> [SHORT PROBLEM]:
Gather every line that includes the word "name", please.

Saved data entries
-*-
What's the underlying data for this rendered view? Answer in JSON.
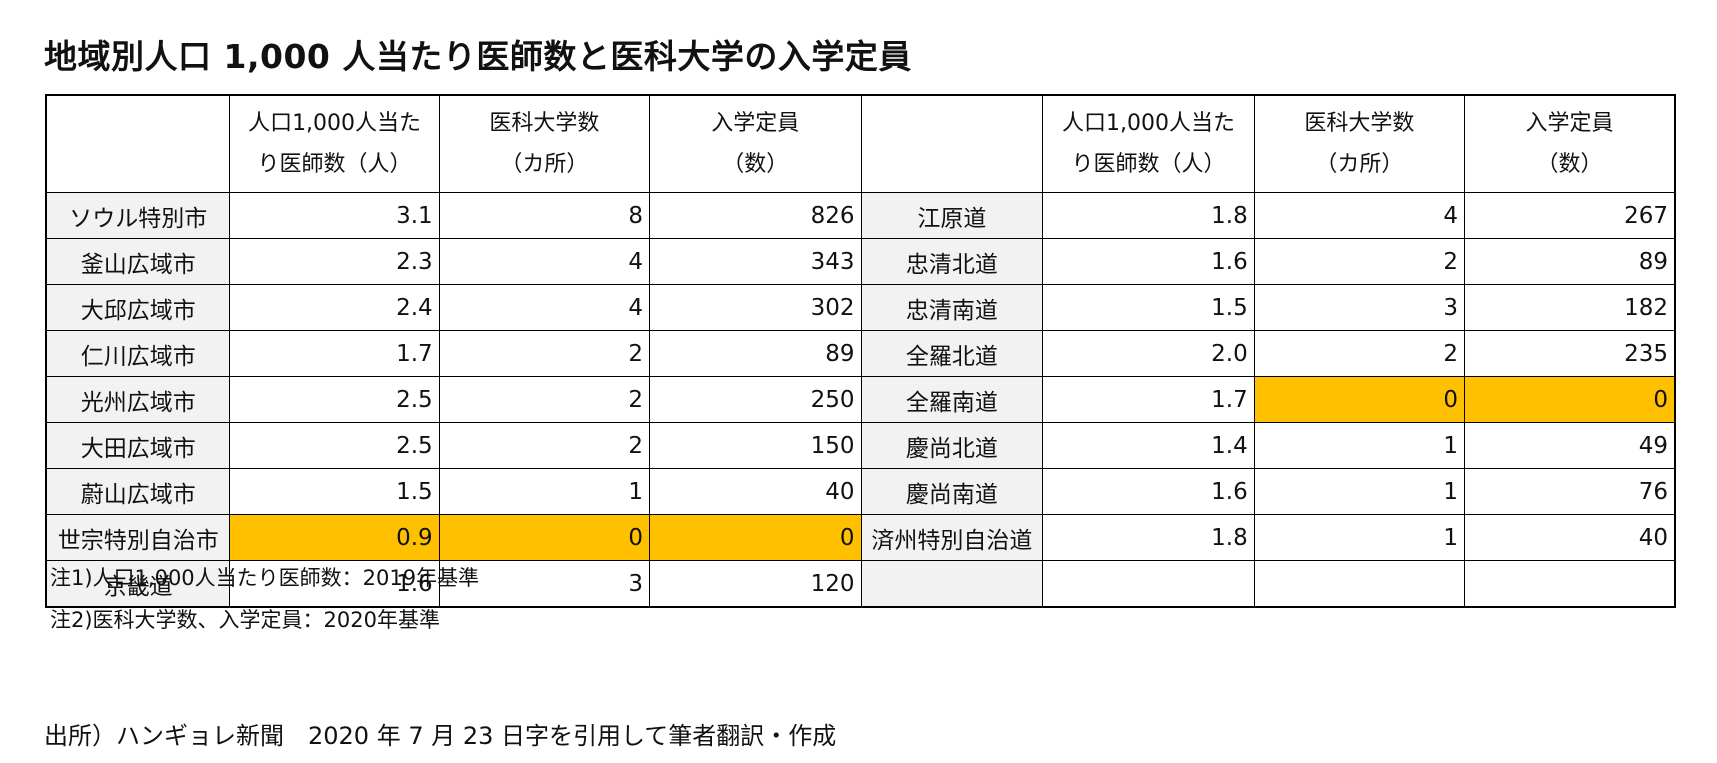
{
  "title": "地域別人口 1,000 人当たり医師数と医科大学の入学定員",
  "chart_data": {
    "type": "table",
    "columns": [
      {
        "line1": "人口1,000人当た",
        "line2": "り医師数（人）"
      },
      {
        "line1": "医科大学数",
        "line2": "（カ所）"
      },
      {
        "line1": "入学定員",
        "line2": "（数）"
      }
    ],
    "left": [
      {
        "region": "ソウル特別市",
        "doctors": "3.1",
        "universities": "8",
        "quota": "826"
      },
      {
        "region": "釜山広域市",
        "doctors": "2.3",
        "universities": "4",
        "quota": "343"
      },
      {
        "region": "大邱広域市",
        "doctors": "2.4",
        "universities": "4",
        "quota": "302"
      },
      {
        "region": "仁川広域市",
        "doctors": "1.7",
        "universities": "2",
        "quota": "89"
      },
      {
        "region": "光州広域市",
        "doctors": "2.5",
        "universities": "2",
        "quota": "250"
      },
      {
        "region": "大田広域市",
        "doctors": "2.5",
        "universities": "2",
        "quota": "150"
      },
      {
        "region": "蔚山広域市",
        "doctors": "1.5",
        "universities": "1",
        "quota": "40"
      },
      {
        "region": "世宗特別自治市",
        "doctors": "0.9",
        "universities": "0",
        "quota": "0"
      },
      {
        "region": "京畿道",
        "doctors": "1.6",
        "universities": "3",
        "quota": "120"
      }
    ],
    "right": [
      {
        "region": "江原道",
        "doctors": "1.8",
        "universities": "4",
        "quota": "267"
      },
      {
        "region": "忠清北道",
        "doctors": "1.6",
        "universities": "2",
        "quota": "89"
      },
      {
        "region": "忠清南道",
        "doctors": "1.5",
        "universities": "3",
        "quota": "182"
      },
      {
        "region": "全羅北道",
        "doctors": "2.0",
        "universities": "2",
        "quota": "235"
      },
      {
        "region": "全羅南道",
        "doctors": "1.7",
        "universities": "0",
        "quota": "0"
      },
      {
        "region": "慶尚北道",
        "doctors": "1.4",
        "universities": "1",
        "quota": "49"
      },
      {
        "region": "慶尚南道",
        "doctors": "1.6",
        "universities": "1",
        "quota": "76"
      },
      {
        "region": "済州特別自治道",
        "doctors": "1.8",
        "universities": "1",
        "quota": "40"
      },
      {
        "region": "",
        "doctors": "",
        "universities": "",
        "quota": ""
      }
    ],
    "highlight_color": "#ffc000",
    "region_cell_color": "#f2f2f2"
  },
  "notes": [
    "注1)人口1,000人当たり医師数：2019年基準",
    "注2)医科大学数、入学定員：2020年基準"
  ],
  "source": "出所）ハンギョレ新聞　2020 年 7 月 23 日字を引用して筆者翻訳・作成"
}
-*-
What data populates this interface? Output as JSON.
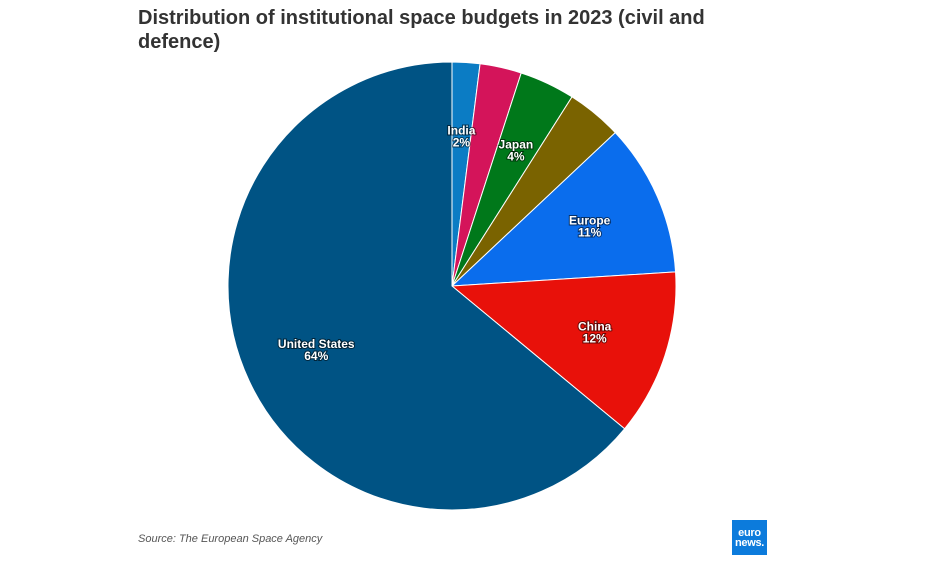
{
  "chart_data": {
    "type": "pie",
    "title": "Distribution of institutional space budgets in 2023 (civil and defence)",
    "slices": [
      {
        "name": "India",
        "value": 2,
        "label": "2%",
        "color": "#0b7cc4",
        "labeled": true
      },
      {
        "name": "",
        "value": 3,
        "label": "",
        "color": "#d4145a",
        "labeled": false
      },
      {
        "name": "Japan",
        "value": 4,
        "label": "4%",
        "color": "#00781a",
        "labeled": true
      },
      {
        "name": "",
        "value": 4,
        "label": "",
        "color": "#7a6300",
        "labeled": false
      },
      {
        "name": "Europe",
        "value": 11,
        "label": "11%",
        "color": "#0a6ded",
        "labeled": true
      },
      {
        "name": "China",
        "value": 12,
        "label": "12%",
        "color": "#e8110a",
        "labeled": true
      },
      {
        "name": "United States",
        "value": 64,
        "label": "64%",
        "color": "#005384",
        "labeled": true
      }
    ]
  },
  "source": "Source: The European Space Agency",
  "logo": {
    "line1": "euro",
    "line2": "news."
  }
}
-*-
> [FINAL ANSWER]:
        "name": "India",
        "name": "",
        "name": "Japan",
        "name": "",
        "name": "Europe",
        "name": "China",
        "name": "United States",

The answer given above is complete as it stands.